# [Texto de origem]
Na primeira parte, testemunhamos a infância de Chiron, alcunhado Little (Alex Hibbert) por ser muito pequeno. Ora repelido ora acarinhado pela mãe drogada (Naomie Harris), e perseguido pelos colegas de escola, Little encontra um pai substituto em Juan (Mahershala Ali, de “House of Cards), o “dealer” do bairro, e abrigo e carinho na casa da namorada deste, Teresa (a cantora Janelle Monáe). Na segunda parte, Little é agora Black (Ashton Sanders), nome posto pelo seu único amigo, Kevin (Jharrel Jerome), no liceu. Continua a viver com a mãe a mesma vida desgraçada e perdeu Juan (supõe-se que vítima de morte violenta), a refugiar-se em casa de Teresa e a ser vítima dos brutamontes, que um dia forçam Kevin, com o qual teve uma breve e atabalhoada experiência homossexual, a ser violento para ele. É demais para Black, que explode e responde na mesma moeda, e vai preso.

[Veja a entrevista com Trevante Rhodes e André Holland]

Finalmente, reencontramo-nos com Black já adulto, usando enfim o nome de baptismo, Chiron ( Trevante Rhodes). Cumpriu a sua pena, mudou-se para Atlanta, tem a mãe internada numa clínica para toxicodependentes e trafica droga como Juan, à imagem do qual se parece ter moldado até ao menor detalhe, exibindo uma armadura de músculos contra o mundo, e está mais solitário que nunca. Um telefonema inesperado leva-o de novo a Miami, rever Kevin (André Holland), que também esteve preso, mas tem um filho para cuidar, quer levar uma vida recta e é cozinheiro num restaurante de bairro. Comem e bebem juntos, falam sobre o passado e o presente, e a dura carapaça de Chiron acaba por estalar. Talvez a infelicidade espessa, militante e omnipresente na sua vida possa atenuar-se, e a esperança de algo melhor despontar no horizonte. Talvez.

# [Linhas fornecidas]
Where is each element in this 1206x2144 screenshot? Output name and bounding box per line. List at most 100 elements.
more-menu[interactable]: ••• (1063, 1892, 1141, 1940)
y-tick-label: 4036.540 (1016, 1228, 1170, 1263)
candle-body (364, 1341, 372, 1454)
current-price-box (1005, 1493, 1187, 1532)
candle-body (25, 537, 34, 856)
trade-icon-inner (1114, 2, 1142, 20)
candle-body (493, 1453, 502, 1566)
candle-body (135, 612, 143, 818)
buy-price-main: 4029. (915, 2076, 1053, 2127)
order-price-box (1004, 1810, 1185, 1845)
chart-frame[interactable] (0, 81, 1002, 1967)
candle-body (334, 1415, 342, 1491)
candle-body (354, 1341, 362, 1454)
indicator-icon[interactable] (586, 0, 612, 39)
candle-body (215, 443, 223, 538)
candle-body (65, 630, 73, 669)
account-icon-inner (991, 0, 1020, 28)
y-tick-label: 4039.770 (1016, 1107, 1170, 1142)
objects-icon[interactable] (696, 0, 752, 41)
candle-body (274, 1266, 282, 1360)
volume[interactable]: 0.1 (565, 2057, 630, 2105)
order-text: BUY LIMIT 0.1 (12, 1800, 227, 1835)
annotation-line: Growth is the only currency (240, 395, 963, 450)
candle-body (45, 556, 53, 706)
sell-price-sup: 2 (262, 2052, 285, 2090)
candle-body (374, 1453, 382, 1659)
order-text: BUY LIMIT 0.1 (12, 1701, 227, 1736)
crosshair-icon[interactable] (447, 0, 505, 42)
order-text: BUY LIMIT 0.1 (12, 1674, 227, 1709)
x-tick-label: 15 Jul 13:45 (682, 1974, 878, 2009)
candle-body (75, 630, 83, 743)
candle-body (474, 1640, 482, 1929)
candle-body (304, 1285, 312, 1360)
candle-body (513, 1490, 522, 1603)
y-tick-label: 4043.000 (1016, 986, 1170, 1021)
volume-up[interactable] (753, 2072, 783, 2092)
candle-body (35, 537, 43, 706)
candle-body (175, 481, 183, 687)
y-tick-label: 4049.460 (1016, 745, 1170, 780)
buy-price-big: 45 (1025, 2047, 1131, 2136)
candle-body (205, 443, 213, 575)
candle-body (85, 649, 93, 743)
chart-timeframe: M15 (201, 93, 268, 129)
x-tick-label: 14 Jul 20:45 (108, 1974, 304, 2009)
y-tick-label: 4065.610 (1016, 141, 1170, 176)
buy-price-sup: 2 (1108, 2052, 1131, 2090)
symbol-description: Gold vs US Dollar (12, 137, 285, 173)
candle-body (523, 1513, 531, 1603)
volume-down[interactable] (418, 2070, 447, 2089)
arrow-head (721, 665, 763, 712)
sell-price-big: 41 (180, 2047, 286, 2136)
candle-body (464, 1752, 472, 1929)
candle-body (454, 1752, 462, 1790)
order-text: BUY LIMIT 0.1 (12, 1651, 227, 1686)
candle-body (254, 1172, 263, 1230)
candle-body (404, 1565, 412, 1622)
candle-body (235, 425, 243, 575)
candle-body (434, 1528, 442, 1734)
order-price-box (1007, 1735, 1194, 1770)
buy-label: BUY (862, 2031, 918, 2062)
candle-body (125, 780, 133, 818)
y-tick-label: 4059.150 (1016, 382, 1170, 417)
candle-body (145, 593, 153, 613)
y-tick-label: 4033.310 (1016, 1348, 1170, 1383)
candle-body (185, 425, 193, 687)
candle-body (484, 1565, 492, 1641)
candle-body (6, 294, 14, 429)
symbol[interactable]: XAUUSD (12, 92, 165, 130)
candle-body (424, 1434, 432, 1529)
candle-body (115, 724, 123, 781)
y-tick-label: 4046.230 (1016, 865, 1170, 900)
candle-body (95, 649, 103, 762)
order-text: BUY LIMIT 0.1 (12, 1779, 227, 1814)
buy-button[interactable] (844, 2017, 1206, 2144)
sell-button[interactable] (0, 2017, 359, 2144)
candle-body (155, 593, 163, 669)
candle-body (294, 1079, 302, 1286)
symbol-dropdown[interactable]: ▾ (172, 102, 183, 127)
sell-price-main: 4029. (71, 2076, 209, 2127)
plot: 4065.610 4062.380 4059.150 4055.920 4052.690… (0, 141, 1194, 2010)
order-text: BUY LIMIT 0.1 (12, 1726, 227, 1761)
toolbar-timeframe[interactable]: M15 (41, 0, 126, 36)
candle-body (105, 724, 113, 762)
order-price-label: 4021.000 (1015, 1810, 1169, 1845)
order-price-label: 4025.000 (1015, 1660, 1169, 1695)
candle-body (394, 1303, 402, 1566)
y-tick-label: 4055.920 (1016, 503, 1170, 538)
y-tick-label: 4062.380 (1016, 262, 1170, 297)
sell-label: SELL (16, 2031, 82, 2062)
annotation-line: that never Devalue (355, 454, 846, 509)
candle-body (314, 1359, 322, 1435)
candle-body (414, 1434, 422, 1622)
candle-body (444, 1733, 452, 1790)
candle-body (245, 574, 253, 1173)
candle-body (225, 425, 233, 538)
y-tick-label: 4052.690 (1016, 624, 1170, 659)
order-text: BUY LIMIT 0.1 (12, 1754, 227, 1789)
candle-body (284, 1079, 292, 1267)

# [O que fazer]
1. No texto sobre Chiron, para que cidade se muda ele depois de cumprir a pena?
2. Prossiga o texto sobre Chiron a partir da última frase apresentada.

# [Respostas às tarefas]
1. Muda-se para Atlanta.

2.
[Veja a entrevista com Naomie Harris]

Tal como não cai na armadilho do final perfeita e reconfortantemente resolvido, Barry Jenkins também não lança mão do naturalismo abjeccionista nem recorre ao melodrama do desespero rasgado para contar esta áspera jornada de um homem desgarrado de um lugar no mundo e alienado de uma identidade familiar, emocional, social, sexual. “Moonlight” é um filme de um realismo comedido, por vezes lírico e sensual, elíptico na manifestação das emoções e tão recolhido do ponto de vista dramático como o protagonista o é na sua existência. Jenkins consegue ainda esbater as origens teatrais da história e fugir à rigidez formal em boa parte graças a uma câmara peripatética, inquieta, fluida, que compensa visualmente o retraimento, a passividade e o ensimesmamento de Little/Black/Chiron.

Seria bom, na senda do sucesso de “Moonlight”, que alguém recuperasse o primeiro filme do realizador, “Medicine for Melancholy” (2008), muito bem referenciado e inédito em Portugal. E esperemos que Berry Jenkins não seja mais um talento de genuína cepa “indie” que se vá descaracterizar, diluir e apagar em projectos “mainstream”.